» TO BE DONE
Return the data exactly, with all pictures removed.

Figure record extracts
— begin —

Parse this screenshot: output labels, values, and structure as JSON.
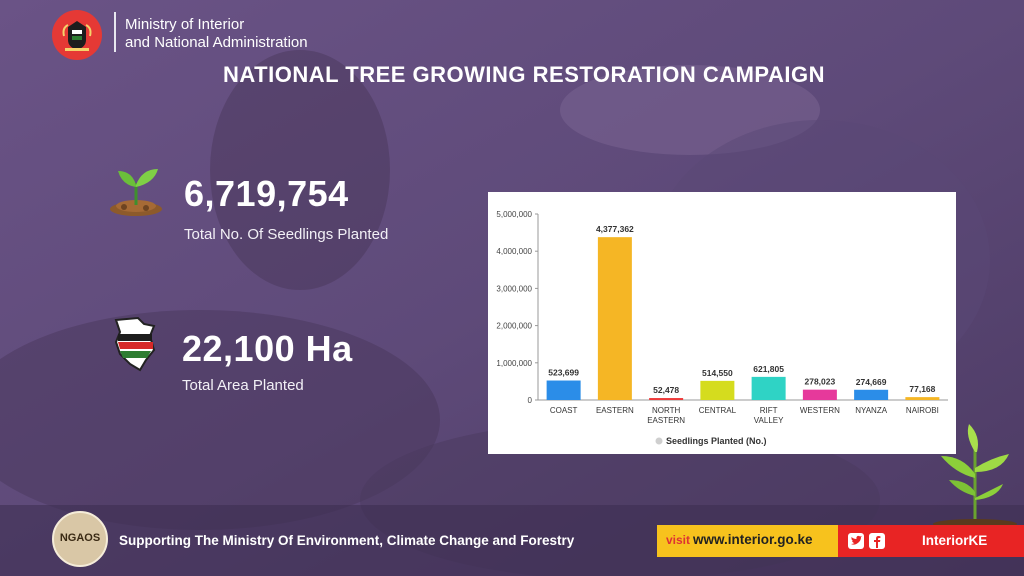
{
  "header": {
    "ministry_line1": "Ministry of Interior",
    "ministry_line2": "and National Administration",
    "campaign_title": "NATIONAL TREE GROWING RESTORATION CAMPAIGN",
    "emblem_icon": "kenya-coat-of-arms-icon"
  },
  "stats": {
    "seedlings_value": "6,719,754",
    "seedlings_label": "Total No. Of Seedlings Planted",
    "seedlings_icon": "seedling-icon",
    "area_value": "22,100 Ha",
    "area_label": "Total Area Planted",
    "area_icon": "kenya-map-icon"
  },
  "chart_data": {
    "type": "bar",
    "categories": [
      [
        "COAST"
      ],
      [
        "EASTERN"
      ],
      [
        "NORTH",
        "EASTERN"
      ],
      [
        "CENTRAL"
      ],
      [
        "RIFT",
        "VALLEY"
      ],
      [
        "WESTERN"
      ],
      [
        "NYANZA"
      ],
      [
        "NAIROBI"
      ]
    ],
    "values": [
      523699,
      4377362,
      52478,
      514550,
      621805,
      278023,
      274669,
      77168
    ],
    "value_labels": [
      "523,699",
      "4,377,362",
      "52,478",
      "514,550",
      "621,805",
      "278,023",
      "274,669",
      "77,168"
    ],
    "colors": [
      "#2b8de8",
      "#f5b625",
      "#ee3a3a",
      "#d5dc1e",
      "#2fd3c5",
      "#e6399b",
      "#2b8de8",
      "#f5b625"
    ],
    "yticks": [
      0,
      1000000,
      2000000,
      3000000,
      4000000,
      5000000
    ],
    "ytick_labels": [
      "0",
      "1,000,000",
      "2,000,000",
      "3,000,000",
      "4,000,000",
      "5,000,000"
    ],
    "ylim": [
      0,
      5000000
    ],
    "legend": "Seedlings Planted (No.)",
    "legend_position": "bottom",
    "grid": false
  },
  "footer": {
    "ngaos_label": "NGAOS",
    "supporting_text": "Supporting The Ministry Of Environment, Climate Change and Forestry",
    "visit_label": "visit",
    "website": "www.interior.go.ke",
    "social_icons": [
      "twitter-icon",
      "facebook-icon"
    ],
    "social_handle": "InteriorKE"
  },
  "colors": {
    "overlay": "#55416f",
    "visit_bg": "#f7c21d",
    "social_bg": "#e82424",
    "emblem_bg": "#e53935"
  }
}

— end —

» OUTPUT
Parse this screenshot: output labels, values, and structure as JSON.
{
  "header": {
    "ministry_line1": "Ministry of Interior",
    "ministry_line2": "and National Administration",
    "campaign_title": "NATIONAL TREE GROWING RESTORATION CAMPAIGN",
    "emblem_icon": "kenya-coat-of-arms-icon"
  },
  "stats": {
    "seedlings_value": "6,719,754",
    "seedlings_label": "Total No. Of Seedlings Planted",
    "seedlings_icon": "seedling-icon",
    "area_value": "22,100 Ha",
    "area_label": "Total Area Planted",
    "area_icon": "kenya-map-icon"
  },
  "chart_data": {
    "type": "bar",
    "categories": [
      [
        "COAST"
      ],
      [
        "EASTERN"
      ],
      [
        "NORTH",
        "EASTERN"
      ],
      [
        "CENTRAL"
      ],
      [
        "RIFT",
        "VALLEY"
      ],
      [
        "WESTERN"
      ],
      [
        "NYANZA"
      ],
      [
        "NAIROBI"
      ]
    ],
    "values": [
      523699,
      4377362,
      52478,
      514550,
      621805,
      278023,
      274669,
      77168
    ],
    "value_labels": [
      "523,699",
      "4,377,362",
      "52,478",
      "514,550",
      "621,805",
      "278,023",
      "274,669",
      "77,168"
    ],
    "colors": [
      "#2b8de8",
      "#f5b625",
      "#ee3a3a",
      "#d5dc1e",
      "#2fd3c5",
      "#e6399b",
      "#2b8de8",
      "#f5b625"
    ],
    "yticks": [
      0,
      1000000,
      2000000,
      3000000,
      4000000,
      5000000
    ],
    "ytick_labels": [
      "0",
      "1,000,000",
      "2,000,000",
      "3,000,000",
      "4,000,000",
      "5,000,000"
    ],
    "ylim": [
      0,
      5000000
    ],
    "legend": "Seedlings Planted (No.)",
    "legend_position": "bottom",
    "grid": false
  },
  "footer": {
    "ngaos_label": "NGAOS",
    "supporting_text": "Supporting The Ministry Of Environment, Climate Change and Forestry",
    "visit_label": "visit",
    "website": "www.interior.go.ke",
    "social_icons": [
      "twitter-icon",
      "facebook-icon"
    ],
    "social_handle": "InteriorKE"
  },
  "colors": {
    "overlay": "#55416f",
    "visit_bg": "#f7c21d",
    "social_bg": "#e82424",
    "emblem_bg": "#e53935"
  }
}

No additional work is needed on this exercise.